§ OBJECTIVE:
In the records below, pick out all lines containing the word "title".

§ ENTRIES SUPPLIED:
════════════════
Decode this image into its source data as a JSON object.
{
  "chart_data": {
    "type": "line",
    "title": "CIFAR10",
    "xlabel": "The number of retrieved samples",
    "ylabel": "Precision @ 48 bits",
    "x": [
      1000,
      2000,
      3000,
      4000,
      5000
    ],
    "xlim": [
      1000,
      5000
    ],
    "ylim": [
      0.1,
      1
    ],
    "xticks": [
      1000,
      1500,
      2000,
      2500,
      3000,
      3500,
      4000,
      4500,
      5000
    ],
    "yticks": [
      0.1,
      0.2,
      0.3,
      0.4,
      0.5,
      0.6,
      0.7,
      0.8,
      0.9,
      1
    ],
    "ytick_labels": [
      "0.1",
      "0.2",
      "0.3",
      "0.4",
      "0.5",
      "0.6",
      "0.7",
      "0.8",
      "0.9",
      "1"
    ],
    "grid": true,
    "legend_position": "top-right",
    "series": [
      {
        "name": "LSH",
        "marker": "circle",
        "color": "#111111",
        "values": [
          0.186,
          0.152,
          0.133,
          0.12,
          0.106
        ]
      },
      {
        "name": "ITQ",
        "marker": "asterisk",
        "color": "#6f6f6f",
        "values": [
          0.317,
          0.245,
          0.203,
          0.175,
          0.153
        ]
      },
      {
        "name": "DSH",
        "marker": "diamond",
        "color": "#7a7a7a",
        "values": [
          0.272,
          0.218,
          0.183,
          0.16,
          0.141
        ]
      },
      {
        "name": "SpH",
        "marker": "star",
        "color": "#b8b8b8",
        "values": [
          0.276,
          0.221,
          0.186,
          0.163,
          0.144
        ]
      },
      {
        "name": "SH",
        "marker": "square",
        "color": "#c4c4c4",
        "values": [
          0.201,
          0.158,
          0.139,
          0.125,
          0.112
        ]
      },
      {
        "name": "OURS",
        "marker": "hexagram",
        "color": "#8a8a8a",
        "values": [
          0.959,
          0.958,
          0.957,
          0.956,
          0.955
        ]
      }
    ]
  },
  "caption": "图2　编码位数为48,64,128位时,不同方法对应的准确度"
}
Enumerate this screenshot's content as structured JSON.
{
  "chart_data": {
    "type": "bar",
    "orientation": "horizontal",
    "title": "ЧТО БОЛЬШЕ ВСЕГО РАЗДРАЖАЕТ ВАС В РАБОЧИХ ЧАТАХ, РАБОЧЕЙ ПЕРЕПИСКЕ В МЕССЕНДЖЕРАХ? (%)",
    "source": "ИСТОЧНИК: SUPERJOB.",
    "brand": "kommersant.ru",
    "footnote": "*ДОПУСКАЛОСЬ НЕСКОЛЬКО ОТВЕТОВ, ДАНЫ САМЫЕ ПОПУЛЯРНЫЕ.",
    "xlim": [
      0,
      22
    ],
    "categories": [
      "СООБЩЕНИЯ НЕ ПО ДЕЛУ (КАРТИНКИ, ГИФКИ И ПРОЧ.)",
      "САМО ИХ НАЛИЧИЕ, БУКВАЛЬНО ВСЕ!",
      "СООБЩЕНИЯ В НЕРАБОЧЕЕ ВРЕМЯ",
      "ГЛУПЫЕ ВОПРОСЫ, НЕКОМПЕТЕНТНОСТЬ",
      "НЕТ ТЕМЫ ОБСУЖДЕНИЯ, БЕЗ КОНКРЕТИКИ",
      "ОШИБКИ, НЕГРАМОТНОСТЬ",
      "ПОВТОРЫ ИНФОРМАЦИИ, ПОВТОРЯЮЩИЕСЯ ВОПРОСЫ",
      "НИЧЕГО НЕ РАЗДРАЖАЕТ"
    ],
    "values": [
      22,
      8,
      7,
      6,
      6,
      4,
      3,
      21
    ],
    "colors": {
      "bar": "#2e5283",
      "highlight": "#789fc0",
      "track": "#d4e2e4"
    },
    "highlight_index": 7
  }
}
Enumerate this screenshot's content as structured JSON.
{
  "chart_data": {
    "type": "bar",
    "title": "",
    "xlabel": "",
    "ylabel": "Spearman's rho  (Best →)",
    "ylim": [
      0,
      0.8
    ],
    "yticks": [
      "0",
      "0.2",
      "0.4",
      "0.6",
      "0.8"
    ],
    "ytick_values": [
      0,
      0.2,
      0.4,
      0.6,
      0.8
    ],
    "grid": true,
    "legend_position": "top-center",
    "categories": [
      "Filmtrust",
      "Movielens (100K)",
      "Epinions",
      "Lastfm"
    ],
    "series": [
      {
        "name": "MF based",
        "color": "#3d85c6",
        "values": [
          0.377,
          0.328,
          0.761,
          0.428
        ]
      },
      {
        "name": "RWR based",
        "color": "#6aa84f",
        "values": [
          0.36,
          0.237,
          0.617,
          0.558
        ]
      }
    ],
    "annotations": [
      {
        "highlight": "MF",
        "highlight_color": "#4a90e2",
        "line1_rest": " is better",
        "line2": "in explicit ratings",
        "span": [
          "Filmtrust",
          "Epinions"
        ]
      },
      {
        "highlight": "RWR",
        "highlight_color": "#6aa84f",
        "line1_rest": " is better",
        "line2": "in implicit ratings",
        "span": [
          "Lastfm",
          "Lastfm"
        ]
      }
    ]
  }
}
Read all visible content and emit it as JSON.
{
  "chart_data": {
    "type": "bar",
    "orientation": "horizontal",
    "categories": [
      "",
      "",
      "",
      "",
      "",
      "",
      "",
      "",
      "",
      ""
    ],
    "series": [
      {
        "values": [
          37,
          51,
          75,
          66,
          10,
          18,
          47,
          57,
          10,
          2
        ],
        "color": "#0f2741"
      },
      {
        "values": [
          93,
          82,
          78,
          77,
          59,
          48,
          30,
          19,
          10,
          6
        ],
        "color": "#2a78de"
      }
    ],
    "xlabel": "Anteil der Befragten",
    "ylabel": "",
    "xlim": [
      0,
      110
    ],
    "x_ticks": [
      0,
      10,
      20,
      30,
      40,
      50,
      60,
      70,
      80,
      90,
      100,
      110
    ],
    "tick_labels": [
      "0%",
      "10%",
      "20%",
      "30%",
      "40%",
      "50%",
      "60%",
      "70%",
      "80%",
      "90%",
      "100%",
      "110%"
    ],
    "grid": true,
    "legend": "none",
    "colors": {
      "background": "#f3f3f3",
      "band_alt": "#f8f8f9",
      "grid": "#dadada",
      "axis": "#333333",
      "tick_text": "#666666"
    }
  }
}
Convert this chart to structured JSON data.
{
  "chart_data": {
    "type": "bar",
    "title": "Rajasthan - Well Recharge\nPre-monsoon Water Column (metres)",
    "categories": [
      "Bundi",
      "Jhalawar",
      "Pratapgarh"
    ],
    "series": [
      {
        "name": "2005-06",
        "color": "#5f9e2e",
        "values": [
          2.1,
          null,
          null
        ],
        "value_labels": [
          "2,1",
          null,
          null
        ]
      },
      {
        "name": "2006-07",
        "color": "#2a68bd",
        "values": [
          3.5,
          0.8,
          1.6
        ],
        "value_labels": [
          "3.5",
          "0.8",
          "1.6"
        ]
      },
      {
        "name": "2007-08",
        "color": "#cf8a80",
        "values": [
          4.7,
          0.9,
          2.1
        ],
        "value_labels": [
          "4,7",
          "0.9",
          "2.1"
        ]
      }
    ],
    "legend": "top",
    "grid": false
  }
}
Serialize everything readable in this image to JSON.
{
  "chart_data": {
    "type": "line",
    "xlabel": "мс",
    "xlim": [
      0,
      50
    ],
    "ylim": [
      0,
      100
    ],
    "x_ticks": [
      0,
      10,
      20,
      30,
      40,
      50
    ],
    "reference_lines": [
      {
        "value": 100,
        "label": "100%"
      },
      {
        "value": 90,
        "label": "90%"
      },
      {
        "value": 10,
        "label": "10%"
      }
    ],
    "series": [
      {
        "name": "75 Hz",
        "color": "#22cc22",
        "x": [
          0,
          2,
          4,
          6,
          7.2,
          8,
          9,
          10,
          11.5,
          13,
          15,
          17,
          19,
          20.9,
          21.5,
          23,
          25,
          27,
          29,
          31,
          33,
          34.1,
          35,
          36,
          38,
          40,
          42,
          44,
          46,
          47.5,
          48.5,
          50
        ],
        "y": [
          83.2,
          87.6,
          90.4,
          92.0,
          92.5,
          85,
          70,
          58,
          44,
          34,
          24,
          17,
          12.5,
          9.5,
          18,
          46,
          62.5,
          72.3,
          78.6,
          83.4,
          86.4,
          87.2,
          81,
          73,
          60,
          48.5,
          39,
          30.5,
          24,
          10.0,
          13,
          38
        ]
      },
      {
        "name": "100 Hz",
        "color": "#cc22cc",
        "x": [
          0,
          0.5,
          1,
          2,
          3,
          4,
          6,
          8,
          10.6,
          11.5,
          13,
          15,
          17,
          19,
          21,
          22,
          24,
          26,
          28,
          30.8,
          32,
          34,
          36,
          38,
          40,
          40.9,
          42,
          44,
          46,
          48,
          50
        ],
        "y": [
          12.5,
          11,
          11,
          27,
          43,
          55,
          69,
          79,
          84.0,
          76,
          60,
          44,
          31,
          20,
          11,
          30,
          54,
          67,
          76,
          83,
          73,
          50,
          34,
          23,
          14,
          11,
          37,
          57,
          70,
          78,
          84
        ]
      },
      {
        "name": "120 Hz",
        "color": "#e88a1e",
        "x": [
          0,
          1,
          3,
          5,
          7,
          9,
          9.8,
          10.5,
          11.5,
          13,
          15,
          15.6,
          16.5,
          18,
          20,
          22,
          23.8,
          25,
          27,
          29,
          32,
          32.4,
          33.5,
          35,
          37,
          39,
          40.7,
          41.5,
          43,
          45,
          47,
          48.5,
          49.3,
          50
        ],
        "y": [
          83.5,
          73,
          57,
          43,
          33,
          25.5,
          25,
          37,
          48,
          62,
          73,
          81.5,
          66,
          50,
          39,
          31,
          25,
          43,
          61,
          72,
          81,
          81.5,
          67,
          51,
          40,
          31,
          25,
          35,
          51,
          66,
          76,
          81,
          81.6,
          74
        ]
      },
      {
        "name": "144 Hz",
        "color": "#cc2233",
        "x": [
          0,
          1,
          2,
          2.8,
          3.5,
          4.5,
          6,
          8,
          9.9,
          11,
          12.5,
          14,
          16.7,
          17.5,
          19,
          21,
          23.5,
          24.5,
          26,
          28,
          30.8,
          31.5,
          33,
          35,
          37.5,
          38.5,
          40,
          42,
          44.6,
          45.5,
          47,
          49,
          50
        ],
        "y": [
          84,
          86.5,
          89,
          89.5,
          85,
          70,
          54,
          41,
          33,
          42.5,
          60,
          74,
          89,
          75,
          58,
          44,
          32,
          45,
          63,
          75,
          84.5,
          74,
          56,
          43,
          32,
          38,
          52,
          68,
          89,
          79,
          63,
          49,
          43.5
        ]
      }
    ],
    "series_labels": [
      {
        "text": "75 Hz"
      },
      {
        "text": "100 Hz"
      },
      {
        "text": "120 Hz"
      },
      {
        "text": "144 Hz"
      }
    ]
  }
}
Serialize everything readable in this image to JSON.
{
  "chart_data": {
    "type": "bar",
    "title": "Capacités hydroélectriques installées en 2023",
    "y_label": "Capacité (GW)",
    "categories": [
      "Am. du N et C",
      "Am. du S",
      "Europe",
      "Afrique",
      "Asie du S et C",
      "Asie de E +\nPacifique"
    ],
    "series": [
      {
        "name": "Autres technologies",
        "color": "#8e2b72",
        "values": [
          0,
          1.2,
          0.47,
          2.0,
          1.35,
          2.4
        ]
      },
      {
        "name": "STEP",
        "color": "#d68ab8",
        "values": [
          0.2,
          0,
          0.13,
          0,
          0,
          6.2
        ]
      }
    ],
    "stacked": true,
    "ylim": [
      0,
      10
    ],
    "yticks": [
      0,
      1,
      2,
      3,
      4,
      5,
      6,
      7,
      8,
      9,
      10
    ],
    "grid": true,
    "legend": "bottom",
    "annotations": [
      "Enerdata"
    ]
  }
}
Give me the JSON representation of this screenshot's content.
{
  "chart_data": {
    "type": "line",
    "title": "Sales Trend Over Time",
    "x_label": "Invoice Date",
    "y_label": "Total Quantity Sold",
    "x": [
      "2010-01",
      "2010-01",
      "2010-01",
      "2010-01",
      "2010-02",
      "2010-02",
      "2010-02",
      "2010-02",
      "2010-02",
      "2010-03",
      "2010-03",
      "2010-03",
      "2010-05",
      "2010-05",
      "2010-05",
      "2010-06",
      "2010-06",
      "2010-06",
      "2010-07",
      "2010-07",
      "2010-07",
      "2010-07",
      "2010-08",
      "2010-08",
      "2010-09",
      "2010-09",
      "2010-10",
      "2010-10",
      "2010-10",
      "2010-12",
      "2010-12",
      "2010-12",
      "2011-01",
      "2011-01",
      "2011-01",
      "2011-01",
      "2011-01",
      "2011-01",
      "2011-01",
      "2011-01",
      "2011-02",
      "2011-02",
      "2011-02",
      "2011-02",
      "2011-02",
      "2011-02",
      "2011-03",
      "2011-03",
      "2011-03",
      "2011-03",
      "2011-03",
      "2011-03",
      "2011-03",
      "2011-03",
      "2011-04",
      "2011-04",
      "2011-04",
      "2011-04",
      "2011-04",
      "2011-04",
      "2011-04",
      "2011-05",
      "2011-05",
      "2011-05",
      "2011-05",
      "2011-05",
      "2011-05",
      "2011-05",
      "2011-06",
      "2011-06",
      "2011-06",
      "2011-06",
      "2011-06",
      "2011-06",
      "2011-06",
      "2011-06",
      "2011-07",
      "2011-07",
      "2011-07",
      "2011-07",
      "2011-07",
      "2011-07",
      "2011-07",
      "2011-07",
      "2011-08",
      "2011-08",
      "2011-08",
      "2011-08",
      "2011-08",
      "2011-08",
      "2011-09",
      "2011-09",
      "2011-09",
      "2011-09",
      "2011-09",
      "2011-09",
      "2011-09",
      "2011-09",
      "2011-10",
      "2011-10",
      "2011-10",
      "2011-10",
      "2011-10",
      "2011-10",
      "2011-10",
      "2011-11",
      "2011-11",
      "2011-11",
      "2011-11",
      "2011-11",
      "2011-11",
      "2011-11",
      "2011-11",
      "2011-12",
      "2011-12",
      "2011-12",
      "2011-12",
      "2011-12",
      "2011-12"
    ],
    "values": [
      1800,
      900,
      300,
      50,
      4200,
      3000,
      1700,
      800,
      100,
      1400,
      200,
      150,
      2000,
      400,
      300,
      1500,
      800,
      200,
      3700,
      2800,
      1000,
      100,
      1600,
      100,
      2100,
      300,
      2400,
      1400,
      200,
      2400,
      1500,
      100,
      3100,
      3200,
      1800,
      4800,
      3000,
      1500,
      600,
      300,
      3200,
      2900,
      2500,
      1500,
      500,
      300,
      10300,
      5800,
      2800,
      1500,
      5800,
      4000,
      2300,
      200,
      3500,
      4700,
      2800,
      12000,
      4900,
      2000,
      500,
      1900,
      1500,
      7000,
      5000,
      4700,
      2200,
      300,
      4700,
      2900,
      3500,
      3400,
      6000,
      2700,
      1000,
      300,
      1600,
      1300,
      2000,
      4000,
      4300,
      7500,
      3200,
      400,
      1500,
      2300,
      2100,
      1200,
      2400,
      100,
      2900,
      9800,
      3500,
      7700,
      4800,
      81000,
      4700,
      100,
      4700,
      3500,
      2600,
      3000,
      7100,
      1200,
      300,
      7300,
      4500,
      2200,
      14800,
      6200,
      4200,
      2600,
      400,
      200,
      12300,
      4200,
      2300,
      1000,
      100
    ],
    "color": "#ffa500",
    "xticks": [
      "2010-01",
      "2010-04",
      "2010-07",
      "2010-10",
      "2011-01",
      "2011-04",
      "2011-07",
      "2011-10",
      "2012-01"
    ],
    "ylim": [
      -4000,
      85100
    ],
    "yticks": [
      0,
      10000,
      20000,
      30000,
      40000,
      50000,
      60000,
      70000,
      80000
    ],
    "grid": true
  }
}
════════════════
§ TASK ANSWER:
    "title": "CIFAR10",
    "title": "ЧТО БОЛЬШЕ ВСЕГО РАЗДРАЖАЕТ ВАС В РАБОЧИХ ЧАТАХ, РАБОЧЕЙ ПЕРЕПИСКЕ В МЕССЕНДЖЕРАХ? (%)",
    "title": "",
    "title": "Rajasthan - Well Recharge\nPre-monsoon Water Column (metres)",
    "title": "Capacités hydroélectriques installées en 2023",
    "title": "Sales Trend Over Time",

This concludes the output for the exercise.